Short task: Print all of the data exactly.

— Begin Records for the task —

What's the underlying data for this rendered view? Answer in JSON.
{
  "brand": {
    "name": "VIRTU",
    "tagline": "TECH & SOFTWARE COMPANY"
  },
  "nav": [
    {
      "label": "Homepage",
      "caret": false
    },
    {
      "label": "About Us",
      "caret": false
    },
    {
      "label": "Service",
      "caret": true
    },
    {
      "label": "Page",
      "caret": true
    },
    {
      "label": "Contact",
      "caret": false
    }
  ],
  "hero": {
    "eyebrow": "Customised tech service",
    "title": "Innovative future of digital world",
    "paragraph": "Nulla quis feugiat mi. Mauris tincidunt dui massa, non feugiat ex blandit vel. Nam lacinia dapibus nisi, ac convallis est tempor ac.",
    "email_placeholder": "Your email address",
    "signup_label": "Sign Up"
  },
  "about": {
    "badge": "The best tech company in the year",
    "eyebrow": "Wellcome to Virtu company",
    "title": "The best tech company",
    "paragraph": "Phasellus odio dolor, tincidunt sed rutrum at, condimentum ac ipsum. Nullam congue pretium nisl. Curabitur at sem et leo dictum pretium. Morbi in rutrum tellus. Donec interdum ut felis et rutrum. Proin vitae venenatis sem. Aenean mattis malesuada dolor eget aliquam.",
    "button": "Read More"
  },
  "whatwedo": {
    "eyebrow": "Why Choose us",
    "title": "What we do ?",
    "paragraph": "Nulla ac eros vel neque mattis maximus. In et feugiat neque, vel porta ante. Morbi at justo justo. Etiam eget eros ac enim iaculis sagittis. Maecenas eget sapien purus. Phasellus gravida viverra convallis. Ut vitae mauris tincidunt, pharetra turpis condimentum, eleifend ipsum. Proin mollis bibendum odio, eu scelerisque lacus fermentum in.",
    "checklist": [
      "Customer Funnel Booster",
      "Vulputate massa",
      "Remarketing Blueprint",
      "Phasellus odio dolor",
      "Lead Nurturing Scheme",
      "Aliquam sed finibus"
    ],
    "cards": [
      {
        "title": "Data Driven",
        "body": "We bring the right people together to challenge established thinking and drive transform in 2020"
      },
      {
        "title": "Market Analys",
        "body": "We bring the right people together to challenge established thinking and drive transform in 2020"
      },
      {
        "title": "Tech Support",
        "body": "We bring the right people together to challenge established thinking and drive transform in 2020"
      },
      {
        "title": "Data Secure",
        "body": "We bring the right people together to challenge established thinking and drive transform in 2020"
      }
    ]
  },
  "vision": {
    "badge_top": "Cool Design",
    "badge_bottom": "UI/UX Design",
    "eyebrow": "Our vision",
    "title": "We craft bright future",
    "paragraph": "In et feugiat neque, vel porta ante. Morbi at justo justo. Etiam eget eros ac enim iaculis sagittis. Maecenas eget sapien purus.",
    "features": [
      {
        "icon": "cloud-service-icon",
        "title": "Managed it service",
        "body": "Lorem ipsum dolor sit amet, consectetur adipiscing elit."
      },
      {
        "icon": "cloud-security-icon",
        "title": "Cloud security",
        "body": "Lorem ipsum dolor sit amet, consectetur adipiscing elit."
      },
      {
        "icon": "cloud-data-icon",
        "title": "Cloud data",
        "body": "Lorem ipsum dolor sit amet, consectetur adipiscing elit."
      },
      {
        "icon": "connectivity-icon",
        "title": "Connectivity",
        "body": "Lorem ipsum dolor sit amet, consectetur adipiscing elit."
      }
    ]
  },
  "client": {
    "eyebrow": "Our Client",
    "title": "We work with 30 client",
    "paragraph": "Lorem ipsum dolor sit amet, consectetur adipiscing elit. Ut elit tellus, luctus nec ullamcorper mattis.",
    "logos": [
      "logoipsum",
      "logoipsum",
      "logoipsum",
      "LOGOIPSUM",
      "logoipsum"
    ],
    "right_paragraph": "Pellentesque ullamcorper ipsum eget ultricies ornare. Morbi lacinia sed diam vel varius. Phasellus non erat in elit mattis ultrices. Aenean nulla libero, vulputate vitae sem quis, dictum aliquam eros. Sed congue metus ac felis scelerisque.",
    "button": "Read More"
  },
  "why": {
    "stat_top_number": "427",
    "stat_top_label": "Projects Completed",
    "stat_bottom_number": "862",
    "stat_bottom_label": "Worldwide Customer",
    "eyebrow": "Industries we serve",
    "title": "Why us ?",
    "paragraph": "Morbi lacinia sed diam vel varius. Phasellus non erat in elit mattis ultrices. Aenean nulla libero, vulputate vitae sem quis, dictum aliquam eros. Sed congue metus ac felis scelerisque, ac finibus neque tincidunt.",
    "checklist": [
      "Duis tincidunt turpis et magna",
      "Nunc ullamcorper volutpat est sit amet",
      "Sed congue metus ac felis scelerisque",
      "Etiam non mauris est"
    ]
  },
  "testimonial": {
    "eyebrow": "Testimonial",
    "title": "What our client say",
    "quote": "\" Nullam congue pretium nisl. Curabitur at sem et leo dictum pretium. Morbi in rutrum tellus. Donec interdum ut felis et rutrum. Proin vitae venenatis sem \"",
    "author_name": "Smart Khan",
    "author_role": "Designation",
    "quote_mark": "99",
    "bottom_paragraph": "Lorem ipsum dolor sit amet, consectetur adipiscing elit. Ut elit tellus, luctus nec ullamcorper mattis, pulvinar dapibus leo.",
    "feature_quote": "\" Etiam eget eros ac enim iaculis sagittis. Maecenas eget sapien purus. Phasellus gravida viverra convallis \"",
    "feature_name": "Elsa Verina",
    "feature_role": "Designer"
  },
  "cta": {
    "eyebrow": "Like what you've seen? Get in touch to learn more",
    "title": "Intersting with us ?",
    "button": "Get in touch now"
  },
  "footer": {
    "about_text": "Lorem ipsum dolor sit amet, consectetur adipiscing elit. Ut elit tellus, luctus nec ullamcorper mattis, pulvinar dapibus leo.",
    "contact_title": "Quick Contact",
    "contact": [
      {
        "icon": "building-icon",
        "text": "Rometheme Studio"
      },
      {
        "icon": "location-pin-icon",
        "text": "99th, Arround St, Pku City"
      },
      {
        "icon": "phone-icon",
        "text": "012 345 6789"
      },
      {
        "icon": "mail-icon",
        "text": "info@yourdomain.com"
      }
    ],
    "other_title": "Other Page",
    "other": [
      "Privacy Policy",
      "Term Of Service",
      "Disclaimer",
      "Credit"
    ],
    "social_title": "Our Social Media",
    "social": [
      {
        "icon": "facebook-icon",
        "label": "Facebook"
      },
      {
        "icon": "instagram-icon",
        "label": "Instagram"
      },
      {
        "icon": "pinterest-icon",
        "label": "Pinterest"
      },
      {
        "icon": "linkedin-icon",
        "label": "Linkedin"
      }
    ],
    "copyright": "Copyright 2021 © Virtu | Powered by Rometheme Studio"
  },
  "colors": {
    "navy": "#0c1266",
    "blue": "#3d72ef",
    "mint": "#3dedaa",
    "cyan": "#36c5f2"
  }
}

— End Records for the task —

Solved problem:
What's the underlying data for this rendered view? Answer in JSON.
{
  "brand": {
    "name": "VIRTU",
    "tagline": "TECH & SOFTWARE COMPANY"
  },
  "nav": [
    {
      "label": "Homepage",
      "caret": false
    },
    {
      "label": "About Us",
      "caret": false
    },
    {
      "label": "Service",
      "caret": true
    },
    {
      "label": "Page",
      "caret": true
    },
    {
      "label": "Contact",
      "caret": false
    }
  ],
  "hero": {
    "eyebrow": "Customised tech service",
    "title": "Innovative future of digital world",
    "paragraph": "Nulla quis feugiat mi. Mauris tincidunt dui massa, non feugiat ex blandit vel. Nam lacinia dapibus nisi, ac convallis est tempor ac.",
    "email_placeholder": "Your email address",
    "signup_label": "Sign Up"
  },
  "about": {
    "badge": "The best tech company in the year",
    "eyebrow": "Wellcome to Virtu company",
    "title": "The best tech company",
    "paragraph": "Phasellus odio dolor, tincidunt sed rutrum at, condimentum ac ipsum. Nullam congue pretium nisl. Curabitur at sem et leo dictum pretium. Morbi in rutrum tellus. Donec interdum ut felis et rutrum. Proin vitae venenatis sem. Aenean mattis malesuada dolor eget aliquam.",
    "button": "Read More"
  },
  "whatwedo": {
    "eyebrow": "Why Choose us",
    "title": "What we do ?",
    "paragraph": "Nulla ac eros vel neque mattis maximus. In et feugiat neque, vel porta ante. Morbi at justo justo. Etiam eget eros ac enim iaculis sagittis. Maecenas eget sapien purus. Phasellus gravida viverra convallis. Ut vitae mauris tincidunt, pharetra turpis condimentum, eleifend ipsum. Proin mollis bibendum odio, eu scelerisque lacus fermentum in.",
    "checklist": [
      "Customer Funnel Booster",
      "Vulputate massa",
      "Remarketing Blueprint",
      "Phasellus odio dolor",
      "Lead Nurturing Scheme",
      "Aliquam sed finibus"
    ],
    "cards": [
      {
        "title": "Data Driven",
        "body": "We bring the right people together to challenge established thinking and drive transform in 2020"
      },
      {
        "title": "Market Analys",
        "body": "We bring the right people together to challenge established thinking and drive transform in 2020"
      },
      {
        "title": "Tech Support",
        "body": "We bring the right people together to challenge established thinking and drive transform in 2020"
      },
      {
        "title": "Data Secure",
        "body": "We bring the right people together to challenge established thinking and drive transform in 2020"
      }
    ]
  },
  "vision": {
    "badge_top": "Cool Design",
    "badge_bottom": "UI/UX Design",
    "eyebrow": "Our vision",
    "title": "We craft bright future",
    "paragraph": "In et feugiat neque, vel porta ante. Morbi at justo justo. Etiam eget eros ac enim iaculis sagittis. Maecenas eget sapien purus.",
    "features": [
      {
        "icon": "cloud-service-icon",
        "title": "Managed it service",
        "body": "Lorem ipsum dolor sit amet, consectetur adipiscing elit."
      },
      {
        "icon": "cloud-security-icon",
        "title": "Cloud security",
        "body": "Lorem ipsum dolor sit amet, consectetur adipiscing elit."
      },
      {
        "icon": "cloud-data-icon",
        "title": "Cloud data",
        "body": "Lorem ipsum dolor sit amet, consectetur adipiscing elit."
      },
      {
        "icon": "connectivity-icon",
        "title": "Connectivity",
        "body": "Lorem ipsum dolor sit amet, consectetur adipiscing elit."
      }
    ]
  },
  "client": {
    "eyebrow": "Our Client",
    "title": "We work with 30 client",
    "paragraph": "Lorem ipsum dolor sit amet, consectetur adipiscing elit. Ut elit tellus, luctus nec ullamcorper mattis.",
    "logos": [
      "logoipsum",
      "logoipsum",
      "logoipsum",
      "LOGOIPSUM",
      "logoipsum"
    ],
    "right_paragraph": "Pellentesque ullamcorper ipsum eget ultricies ornare. Morbi lacinia sed diam vel varius. Phasellus non erat in elit mattis ultrices. Aenean nulla libero, vulputate vitae sem quis, dictum aliquam eros. Sed congue metus ac felis scelerisque.",
    "button": "Read More"
  },
  "why": {
    "stat_top_number": "427",
    "stat_top_label": "Projects Completed",
    "stat_bottom_number": "862",
    "stat_bottom_label": "Worldwide Customer",
    "eyebrow": "Industries we serve",
    "title": "Why us ?",
    "paragraph": "Morbi lacinia sed diam vel varius. Phasellus non erat in elit mattis ultrices. Aenean nulla libero, vulputate vitae sem quis, dictum aliquam eros. Sed congue metus ac felis scelerisque, ac finibus neque tincidunt.",
    "checklist": [
      "Duis tincidunt turpis et magna",
      "Nunc ullamcorper volutpat est sit amet",
      "Sed congue metus ac felis scelerisque",
      "Etiam non mauris est"
    ]
  },
  "testimonial": {
    "eyebrow": "Testimonial",
    "title": "What our client say",
    "quote": "\" Nullam congue pretium nisl. Curabitur at sem et leo dictum pretium. Morbi in rutrum tellus. Donec interdum ut felis et rutrum. Proin vitae venenatis sem \"",
    "author_name": "Smart Khan",
    "author_role": "Designation",
    "quote_mark": "99",
    "bottom_paragraph": "Lorem ipsum dolor sit amet, consectetur adipiscing elit. Ut elit tellus, luctus nec ullamcorper mattis, pulvinar dapibus leo.",
    "feature_quote": "\" Etiam eget eros ac enim iaculis sagittis. Maecenas eget sapien purus. Phasellus gravida viverra convallis \"",
    "feature_name": "Elsa Verina",
    "feature_role": "Designer"
  },
  "cta": {
    "eyebrow": "Like what you've seen? Get in touch to learn more",
    "title": "Intersting with us ?",
    "button": "Get in touch now"
  },
  "footer": {
    "about_text": "Lorem ipsum dolor sit amet, consectetur adipiscing elit. Ut elit tellus, luctus nec ullamcorper mattis, pulvinar dapibus leo.",
    "contact_title": "Quick Contact",
    "contact": [
      {
        "icon": "building-icon",
        "text": "Rometheme Studio"
      },
      {
        "icon": "location-pin-icon",
        "text": "99th, Arround St, Pku City"
      },
      {
        "icon": "phone-icon",
        "text": "012 345 6789"
      },
      {
        "icon": "mail-icon",
        "text": "info@yourdomain.com"
      }
    ],
    "other_title": "Other Page",
    "other": [
      "Privacy Policy",
      "Term Of Service",
      "Disclaimer",
      "Credit"
    ],
    "social_title": "Our Social Media",
    "social": [
      {
        "icon": "facebook-icon",
        "label": "Facebook"
      },
      {
        "icon": "instagram-icon",
        "label": "Instagram"
      },
      {
        "icon": "pinterest-icon",
        "label": "Pinterest"
      },
      {
        "icon": "linkedin-icon",
        "label": "Linkedin"
      }
    ],
    "copyright": "Copyright 2021 © Virtu | Powered by Rometheme Studio"
  },
  "colors": {
    "navy": "#0c1266",
    "blue": "#3d72ef",
    "mint": "#3dedaa",
    "cyan": "#36c5f2"
  }
}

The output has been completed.